─── Extracted records
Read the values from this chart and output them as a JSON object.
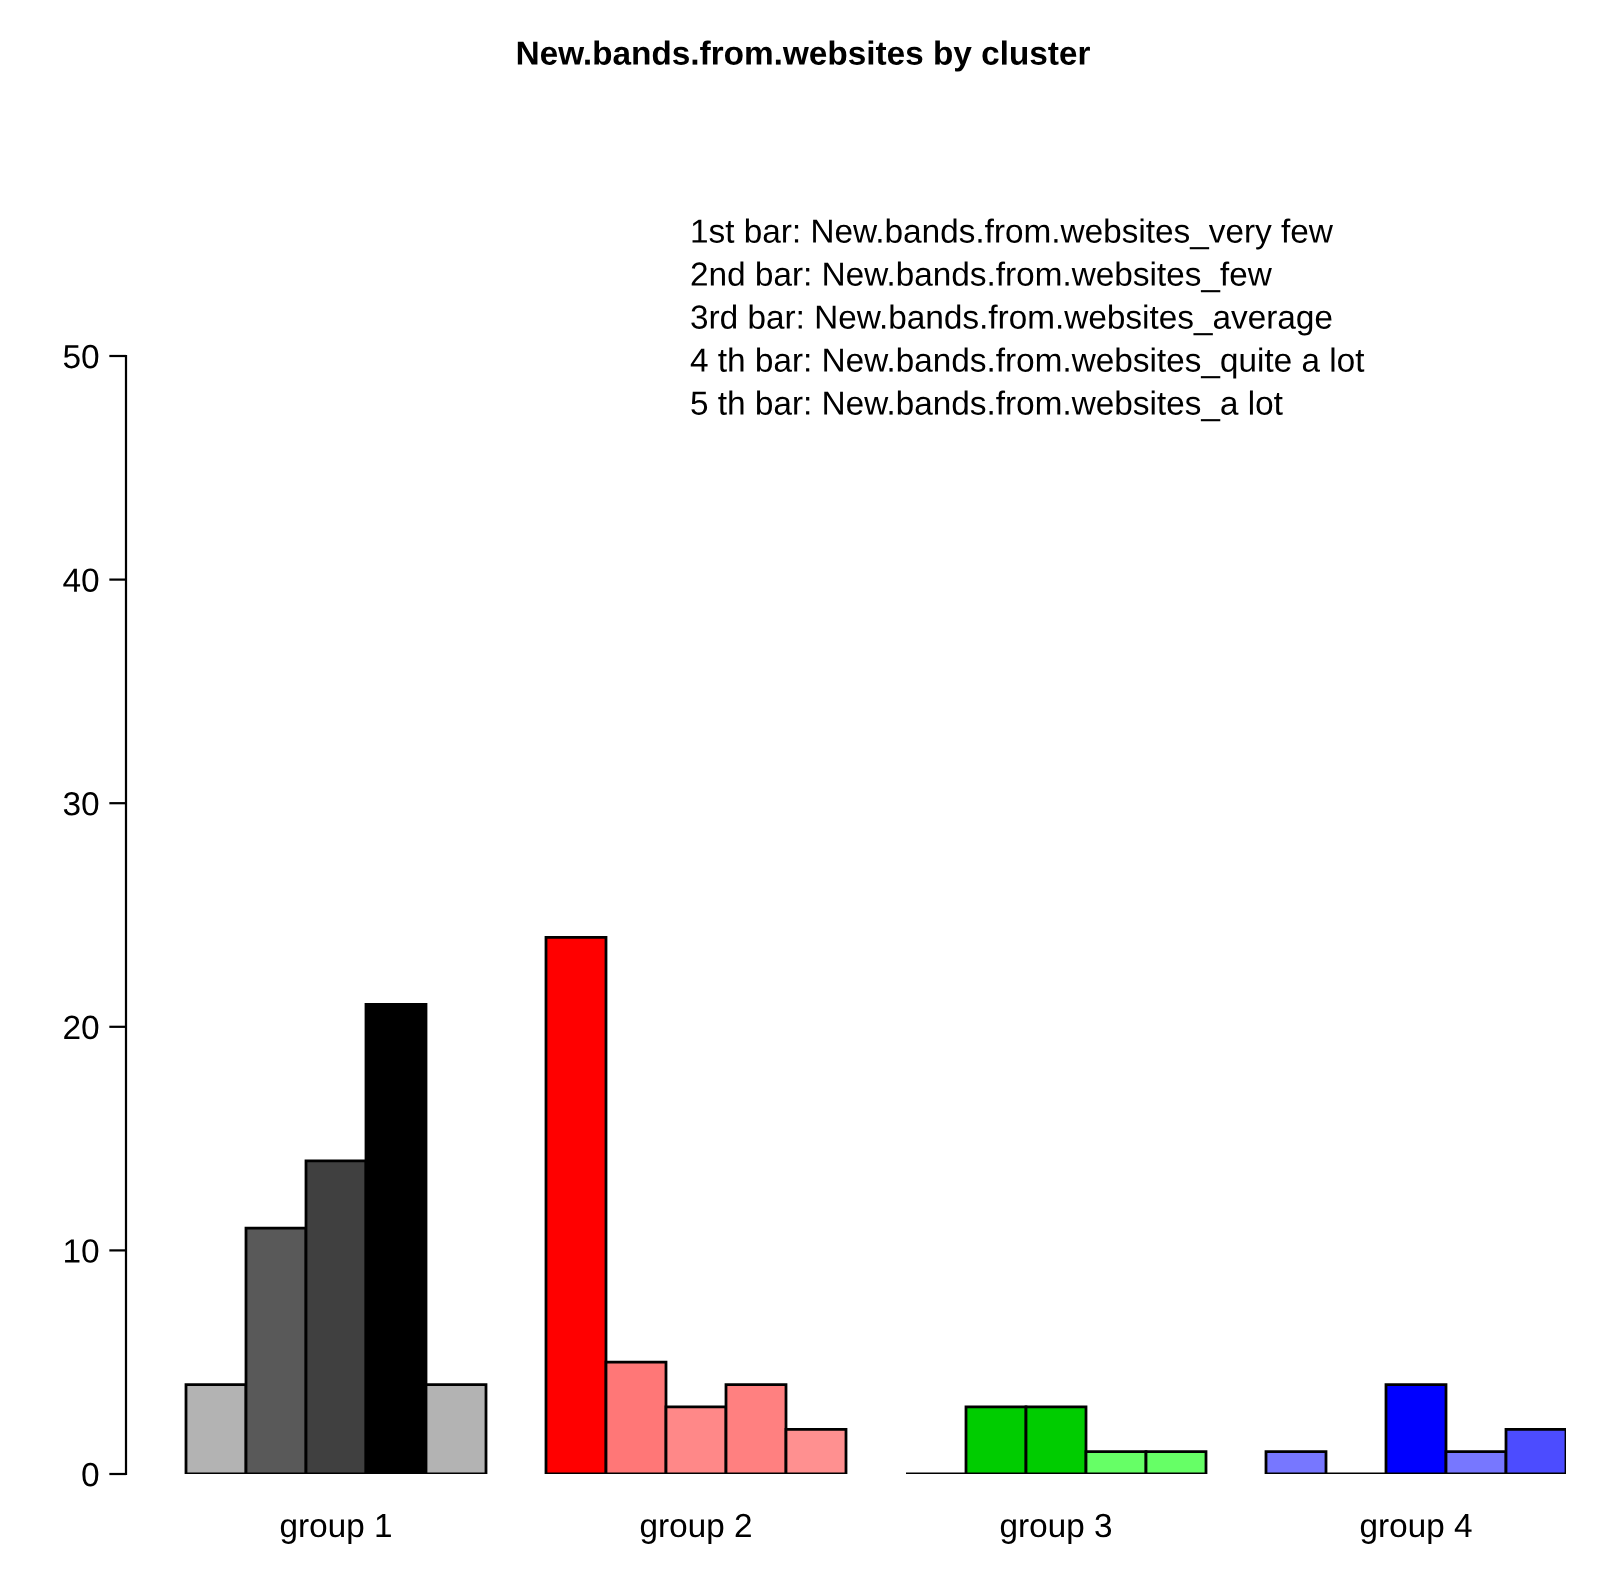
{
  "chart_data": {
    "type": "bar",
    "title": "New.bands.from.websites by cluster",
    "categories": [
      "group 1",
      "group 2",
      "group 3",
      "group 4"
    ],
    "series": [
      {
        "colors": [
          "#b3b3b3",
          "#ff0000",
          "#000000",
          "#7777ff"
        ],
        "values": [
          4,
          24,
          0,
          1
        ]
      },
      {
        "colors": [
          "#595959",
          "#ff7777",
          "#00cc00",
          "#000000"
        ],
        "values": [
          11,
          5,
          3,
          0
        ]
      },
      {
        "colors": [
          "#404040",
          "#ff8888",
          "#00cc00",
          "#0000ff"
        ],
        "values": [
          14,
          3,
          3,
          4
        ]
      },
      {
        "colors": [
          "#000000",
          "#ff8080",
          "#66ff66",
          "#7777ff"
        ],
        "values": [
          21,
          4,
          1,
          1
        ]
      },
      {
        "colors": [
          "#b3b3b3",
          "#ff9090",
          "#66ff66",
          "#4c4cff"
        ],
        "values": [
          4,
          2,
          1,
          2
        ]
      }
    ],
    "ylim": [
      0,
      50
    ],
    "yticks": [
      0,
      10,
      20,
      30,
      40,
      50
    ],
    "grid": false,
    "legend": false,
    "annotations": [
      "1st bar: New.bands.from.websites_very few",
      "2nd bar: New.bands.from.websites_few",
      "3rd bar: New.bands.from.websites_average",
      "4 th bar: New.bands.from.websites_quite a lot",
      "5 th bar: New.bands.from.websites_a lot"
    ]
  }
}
──────
Request
Word for word, quote the lines above. Omit the pictures.

Written response
Read the values from this chart and output them as a JSON object.
{
  "chart_data": {
    "type": "bar",
    "title": "New.bands.from.websites by cluster",
    "categories": [
      "group 1",
      "group 2",
      "group 3",
      "group 4"
    ],
    "series": [
      {
        "colors": [
          "#b3b3b3",
          "#ff0000",
          "#000000",
          "#7777ff"
        ],
        "values": [
          4,
          24,
          0,
          1
        ]
      },
      {
        "colors": [
          "#595959",
          "#ff7777",
          "#00cc00",
          "#000000"
        ],
        "values": [
          11,
          5,
          3,
          0
        ]
      },
      {
        "colors": [
          "#404040",
          "#ff8888",
          "#00cc00",
          "#0000ff"
        ],
        "values": [
          14,
          3,
          3,
          4
        ]
      },
      {
        "colors": [
          "#000000",
          "#ff8080",
          "#66ff66",
          "#7777ff"
        ],
        "values": [
          21,
          4,
          1,
          1
        ]
      },
      {
        "colors": [
          "#b3b3b3",
          "#ff9090",
          "#66ff66",
          "#4c4cff"
        ],
        "values": [
          4,
          2,
          1,
          2
        ]
      }
    ],
    "ylim": [
      0,
      50
    ],
    "yticks": [
      0,
      10,
      20,
      30,
      40,
      50
    ],
    "grid": false,
    "legend": false,
    "annotations": [
      "1st bar: New.bands.from.websites_very few",
      "2nd bar: New.bands.from.websites_few",
      "3rd bar: New.bands.from.websites_average",
      "4 th bar: New.bands.from.websites_quite a lot",
      "5 th bar: New.bands.from.websites_a lot"
    ]
  }
}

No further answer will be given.